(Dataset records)
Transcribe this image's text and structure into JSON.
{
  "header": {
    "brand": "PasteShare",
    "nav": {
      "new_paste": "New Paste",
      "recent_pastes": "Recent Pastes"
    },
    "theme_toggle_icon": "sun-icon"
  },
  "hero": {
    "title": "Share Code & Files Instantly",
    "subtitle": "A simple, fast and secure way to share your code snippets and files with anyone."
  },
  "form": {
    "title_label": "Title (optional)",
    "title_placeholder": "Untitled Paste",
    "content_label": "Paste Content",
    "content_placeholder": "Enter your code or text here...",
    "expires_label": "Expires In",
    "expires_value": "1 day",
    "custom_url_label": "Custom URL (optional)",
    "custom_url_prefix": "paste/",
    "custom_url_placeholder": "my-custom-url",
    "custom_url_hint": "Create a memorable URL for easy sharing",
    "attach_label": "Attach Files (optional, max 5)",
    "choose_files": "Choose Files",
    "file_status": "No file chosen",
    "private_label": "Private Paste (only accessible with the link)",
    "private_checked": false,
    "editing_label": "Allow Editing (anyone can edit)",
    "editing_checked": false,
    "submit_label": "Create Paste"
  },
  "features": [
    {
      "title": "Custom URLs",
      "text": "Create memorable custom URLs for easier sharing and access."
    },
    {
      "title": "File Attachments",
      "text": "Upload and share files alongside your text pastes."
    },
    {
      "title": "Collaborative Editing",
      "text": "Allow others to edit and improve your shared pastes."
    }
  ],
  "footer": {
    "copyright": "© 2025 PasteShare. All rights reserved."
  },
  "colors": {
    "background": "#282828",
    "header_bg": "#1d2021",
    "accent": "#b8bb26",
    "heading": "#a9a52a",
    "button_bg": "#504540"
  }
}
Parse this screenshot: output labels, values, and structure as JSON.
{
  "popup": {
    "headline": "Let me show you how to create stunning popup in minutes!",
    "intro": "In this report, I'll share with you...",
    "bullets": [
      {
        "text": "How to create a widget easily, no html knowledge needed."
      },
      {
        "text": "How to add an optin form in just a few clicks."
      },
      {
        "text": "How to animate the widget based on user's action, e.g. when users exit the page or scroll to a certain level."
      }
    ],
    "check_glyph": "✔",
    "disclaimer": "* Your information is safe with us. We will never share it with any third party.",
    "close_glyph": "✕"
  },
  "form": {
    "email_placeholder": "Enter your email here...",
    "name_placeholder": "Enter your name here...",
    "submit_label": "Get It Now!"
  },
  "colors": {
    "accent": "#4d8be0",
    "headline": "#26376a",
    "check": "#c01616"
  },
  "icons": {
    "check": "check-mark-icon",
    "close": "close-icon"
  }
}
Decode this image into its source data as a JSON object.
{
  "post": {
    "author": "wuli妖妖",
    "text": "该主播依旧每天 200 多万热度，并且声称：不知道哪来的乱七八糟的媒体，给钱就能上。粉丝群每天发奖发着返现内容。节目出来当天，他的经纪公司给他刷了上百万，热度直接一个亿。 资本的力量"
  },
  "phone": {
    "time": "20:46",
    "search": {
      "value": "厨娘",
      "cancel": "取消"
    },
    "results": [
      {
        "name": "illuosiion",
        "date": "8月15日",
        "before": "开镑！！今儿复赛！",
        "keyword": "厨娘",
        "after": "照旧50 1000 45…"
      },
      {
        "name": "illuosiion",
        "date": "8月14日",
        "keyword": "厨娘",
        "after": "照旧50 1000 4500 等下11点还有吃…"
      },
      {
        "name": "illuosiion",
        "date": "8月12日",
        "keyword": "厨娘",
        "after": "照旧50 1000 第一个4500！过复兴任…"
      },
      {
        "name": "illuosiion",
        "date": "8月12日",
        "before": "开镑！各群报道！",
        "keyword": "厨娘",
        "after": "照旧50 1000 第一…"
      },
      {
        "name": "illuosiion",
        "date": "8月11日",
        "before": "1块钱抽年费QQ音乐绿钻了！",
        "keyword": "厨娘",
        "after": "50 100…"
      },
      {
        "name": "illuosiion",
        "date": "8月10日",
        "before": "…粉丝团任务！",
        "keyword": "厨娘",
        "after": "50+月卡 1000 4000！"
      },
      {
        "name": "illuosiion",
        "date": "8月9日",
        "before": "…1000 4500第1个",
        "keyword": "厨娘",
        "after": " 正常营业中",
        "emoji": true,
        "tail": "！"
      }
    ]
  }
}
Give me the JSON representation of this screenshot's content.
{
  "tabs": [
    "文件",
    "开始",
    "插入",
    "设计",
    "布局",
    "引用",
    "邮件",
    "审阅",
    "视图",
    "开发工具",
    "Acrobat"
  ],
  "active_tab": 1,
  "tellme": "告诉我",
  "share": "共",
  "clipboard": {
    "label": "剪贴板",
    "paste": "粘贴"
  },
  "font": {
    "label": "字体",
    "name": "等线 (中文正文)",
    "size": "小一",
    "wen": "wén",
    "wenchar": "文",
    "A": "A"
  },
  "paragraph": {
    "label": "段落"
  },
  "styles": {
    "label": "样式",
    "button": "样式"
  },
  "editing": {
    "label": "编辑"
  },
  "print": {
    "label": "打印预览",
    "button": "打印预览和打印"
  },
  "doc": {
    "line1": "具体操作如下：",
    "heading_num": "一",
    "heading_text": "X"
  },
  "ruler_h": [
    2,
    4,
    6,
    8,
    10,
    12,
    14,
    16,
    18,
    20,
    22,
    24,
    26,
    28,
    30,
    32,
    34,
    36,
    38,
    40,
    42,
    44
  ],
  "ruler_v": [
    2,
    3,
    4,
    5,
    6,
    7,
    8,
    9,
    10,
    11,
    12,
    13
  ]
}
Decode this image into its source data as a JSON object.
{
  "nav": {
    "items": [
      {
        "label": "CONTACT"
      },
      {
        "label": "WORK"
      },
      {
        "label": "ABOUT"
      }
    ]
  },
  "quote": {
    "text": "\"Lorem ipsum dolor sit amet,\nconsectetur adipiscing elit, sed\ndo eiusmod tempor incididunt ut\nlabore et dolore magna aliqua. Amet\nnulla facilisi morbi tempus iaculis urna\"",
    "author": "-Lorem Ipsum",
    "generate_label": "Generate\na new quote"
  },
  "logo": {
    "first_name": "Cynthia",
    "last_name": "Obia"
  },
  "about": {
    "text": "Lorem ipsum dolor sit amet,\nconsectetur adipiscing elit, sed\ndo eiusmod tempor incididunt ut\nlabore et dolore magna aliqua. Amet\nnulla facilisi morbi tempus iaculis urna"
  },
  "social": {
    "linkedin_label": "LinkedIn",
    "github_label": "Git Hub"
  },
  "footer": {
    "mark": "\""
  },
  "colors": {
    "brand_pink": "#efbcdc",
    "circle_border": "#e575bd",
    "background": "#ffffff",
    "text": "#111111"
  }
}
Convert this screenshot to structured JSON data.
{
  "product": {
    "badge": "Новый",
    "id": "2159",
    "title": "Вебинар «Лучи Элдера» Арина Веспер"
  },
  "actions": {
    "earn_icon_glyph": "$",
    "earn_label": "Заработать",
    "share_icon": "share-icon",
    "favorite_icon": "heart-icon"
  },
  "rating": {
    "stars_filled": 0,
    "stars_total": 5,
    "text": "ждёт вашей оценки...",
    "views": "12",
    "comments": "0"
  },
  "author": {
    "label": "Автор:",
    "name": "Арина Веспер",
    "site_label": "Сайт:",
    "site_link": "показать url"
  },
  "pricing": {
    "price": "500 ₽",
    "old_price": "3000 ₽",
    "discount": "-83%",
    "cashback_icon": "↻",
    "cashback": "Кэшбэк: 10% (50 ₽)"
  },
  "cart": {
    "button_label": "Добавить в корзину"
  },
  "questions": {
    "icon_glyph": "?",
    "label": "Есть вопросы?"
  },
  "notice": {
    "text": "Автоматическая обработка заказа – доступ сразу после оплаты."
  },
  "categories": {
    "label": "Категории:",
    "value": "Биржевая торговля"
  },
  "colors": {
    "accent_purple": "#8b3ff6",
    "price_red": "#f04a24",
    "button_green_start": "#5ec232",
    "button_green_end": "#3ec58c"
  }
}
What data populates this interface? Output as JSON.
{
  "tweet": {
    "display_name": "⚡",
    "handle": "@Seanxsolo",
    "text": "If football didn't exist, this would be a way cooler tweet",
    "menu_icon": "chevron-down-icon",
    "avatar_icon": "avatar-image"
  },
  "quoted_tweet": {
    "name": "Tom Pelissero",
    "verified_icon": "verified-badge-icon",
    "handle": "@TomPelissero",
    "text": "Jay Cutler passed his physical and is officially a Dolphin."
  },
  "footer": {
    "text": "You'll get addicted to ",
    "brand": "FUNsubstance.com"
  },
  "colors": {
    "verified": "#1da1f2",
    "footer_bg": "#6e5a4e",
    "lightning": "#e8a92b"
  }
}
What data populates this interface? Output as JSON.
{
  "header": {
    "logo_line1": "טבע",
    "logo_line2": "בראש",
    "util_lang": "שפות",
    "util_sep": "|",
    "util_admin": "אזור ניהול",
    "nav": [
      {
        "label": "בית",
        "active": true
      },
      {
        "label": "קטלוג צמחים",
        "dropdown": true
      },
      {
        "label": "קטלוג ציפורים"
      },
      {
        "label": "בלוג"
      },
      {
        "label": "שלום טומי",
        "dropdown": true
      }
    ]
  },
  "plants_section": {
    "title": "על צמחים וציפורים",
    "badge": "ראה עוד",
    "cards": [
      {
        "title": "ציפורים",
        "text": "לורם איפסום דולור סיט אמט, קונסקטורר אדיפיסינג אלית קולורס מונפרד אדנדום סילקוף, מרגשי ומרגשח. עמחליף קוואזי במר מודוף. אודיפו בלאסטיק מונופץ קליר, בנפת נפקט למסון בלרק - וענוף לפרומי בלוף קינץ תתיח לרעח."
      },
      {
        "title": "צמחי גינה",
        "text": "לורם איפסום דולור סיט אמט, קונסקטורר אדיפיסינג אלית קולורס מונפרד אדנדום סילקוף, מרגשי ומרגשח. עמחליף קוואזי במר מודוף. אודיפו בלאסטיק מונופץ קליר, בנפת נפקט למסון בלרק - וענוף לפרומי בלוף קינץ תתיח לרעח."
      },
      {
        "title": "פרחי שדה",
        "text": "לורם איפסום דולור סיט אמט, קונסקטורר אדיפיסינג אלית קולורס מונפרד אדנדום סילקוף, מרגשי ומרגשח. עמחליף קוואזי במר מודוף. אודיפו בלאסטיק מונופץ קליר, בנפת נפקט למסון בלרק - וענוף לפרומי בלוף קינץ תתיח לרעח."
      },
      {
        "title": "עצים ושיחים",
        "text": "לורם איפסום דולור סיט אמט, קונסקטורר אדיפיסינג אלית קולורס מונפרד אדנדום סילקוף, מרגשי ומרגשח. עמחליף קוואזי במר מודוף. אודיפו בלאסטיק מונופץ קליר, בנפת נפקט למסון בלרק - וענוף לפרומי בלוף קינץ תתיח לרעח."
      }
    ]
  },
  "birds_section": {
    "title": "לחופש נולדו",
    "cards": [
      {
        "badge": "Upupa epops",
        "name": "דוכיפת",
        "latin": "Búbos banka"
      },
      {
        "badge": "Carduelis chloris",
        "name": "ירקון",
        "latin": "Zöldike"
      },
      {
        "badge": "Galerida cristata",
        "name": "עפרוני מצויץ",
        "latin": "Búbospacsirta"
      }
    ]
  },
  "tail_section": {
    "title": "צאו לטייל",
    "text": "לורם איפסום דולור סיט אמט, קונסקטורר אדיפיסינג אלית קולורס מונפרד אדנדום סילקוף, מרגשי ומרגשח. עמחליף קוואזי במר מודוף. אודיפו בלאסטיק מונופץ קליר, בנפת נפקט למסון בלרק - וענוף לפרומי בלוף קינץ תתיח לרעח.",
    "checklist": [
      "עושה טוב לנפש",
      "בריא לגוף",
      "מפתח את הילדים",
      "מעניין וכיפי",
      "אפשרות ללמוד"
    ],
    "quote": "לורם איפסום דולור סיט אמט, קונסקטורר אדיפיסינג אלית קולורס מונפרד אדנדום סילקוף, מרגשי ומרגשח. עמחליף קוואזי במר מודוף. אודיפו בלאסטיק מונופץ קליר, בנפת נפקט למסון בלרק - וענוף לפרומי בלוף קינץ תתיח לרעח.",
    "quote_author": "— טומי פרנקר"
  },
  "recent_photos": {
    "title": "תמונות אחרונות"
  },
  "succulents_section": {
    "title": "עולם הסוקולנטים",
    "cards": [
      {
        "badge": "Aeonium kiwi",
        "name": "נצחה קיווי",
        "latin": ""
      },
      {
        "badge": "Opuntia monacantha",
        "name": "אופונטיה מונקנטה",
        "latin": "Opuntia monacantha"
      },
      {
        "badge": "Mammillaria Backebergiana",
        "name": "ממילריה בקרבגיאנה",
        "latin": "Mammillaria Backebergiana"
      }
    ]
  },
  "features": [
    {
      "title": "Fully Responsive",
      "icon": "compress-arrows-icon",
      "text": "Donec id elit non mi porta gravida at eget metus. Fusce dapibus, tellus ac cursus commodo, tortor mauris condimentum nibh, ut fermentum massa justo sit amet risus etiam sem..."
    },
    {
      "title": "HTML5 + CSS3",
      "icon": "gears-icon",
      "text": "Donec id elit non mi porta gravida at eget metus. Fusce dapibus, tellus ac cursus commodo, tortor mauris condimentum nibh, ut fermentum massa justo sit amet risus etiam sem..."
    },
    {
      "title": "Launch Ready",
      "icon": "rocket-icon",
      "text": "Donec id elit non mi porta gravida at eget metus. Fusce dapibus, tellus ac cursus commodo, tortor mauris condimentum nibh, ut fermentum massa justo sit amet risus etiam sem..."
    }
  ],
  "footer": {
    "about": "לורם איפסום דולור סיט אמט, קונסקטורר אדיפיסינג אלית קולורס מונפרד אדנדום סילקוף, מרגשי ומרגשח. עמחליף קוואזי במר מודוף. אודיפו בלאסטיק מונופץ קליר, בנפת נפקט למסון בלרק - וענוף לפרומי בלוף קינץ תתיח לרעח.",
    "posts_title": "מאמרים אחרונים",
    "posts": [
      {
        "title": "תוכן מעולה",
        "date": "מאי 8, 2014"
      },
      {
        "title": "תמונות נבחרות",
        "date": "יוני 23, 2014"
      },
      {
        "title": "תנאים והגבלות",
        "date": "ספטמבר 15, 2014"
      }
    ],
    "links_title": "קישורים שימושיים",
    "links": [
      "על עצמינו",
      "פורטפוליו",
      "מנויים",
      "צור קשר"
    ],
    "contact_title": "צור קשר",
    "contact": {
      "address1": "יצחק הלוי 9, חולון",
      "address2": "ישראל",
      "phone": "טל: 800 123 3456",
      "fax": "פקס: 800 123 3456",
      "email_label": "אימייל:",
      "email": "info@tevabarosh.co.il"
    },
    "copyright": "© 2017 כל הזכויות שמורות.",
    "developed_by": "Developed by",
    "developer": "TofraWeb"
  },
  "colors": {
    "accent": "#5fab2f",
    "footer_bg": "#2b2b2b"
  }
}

### Prompt
Say, as a single number and nothing more, how many lines of the entries contain the word "popup".

### Solution to this exercise
2